## [WHAT THE TASK REQUIRES]
Identify, in the records below, every line where the string "this" appears, and copy each such line.

## [RECORDED INFORMATION]
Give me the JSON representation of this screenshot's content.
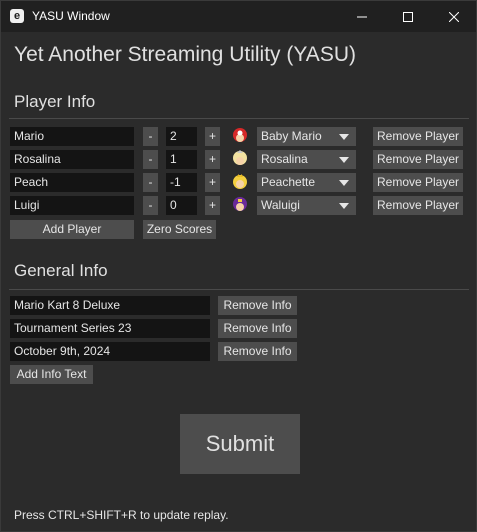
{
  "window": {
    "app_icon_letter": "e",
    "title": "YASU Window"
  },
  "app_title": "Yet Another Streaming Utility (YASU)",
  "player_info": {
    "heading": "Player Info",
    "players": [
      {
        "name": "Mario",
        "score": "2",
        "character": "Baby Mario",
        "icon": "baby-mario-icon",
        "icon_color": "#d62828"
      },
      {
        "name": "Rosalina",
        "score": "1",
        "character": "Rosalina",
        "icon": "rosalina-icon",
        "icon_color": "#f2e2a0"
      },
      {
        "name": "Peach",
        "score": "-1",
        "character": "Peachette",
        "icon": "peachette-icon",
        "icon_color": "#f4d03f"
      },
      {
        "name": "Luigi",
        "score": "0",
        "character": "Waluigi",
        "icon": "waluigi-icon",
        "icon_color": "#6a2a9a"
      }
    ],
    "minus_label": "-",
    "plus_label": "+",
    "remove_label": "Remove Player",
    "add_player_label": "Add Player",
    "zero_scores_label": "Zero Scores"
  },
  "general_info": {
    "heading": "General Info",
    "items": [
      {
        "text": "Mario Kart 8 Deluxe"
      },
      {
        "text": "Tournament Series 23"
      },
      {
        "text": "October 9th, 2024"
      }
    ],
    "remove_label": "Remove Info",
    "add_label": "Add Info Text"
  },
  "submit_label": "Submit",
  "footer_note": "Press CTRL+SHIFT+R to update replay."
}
==
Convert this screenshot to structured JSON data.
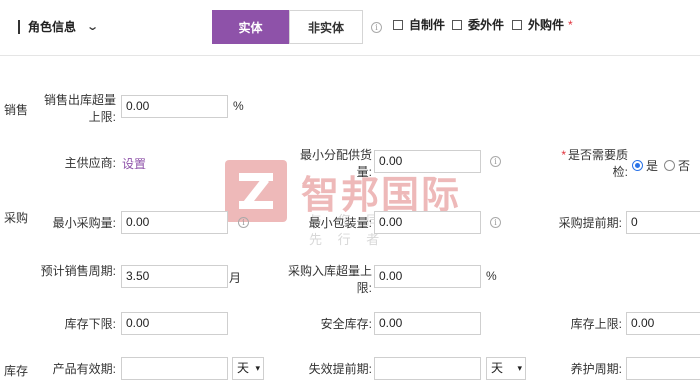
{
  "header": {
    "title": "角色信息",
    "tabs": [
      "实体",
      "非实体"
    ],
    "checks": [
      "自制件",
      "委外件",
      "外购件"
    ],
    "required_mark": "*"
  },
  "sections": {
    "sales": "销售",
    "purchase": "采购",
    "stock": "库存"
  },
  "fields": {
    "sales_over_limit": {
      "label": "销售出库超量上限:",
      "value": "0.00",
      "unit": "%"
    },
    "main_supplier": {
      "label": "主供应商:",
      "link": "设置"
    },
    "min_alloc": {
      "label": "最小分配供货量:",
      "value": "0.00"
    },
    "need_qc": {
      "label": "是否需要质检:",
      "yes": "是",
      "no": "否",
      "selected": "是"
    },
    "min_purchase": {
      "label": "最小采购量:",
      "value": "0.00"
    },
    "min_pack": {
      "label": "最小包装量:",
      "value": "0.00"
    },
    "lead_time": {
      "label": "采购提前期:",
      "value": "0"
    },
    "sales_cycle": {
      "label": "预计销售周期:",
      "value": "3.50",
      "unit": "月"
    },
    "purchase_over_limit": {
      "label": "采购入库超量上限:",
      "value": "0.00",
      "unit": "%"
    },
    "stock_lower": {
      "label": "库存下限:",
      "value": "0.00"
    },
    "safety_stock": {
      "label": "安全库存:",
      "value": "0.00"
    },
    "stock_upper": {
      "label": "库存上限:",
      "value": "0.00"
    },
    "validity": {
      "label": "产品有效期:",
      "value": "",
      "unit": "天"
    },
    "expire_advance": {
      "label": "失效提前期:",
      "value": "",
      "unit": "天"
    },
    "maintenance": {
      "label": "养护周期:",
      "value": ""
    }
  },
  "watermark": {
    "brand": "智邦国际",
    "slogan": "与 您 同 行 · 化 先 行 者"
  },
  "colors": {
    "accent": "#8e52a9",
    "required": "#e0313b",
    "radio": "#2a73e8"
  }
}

## [THE COMPLETED TASK]
Give me the JSON representation of this screenshot's content.
Convert this screenshot to structured JSON data.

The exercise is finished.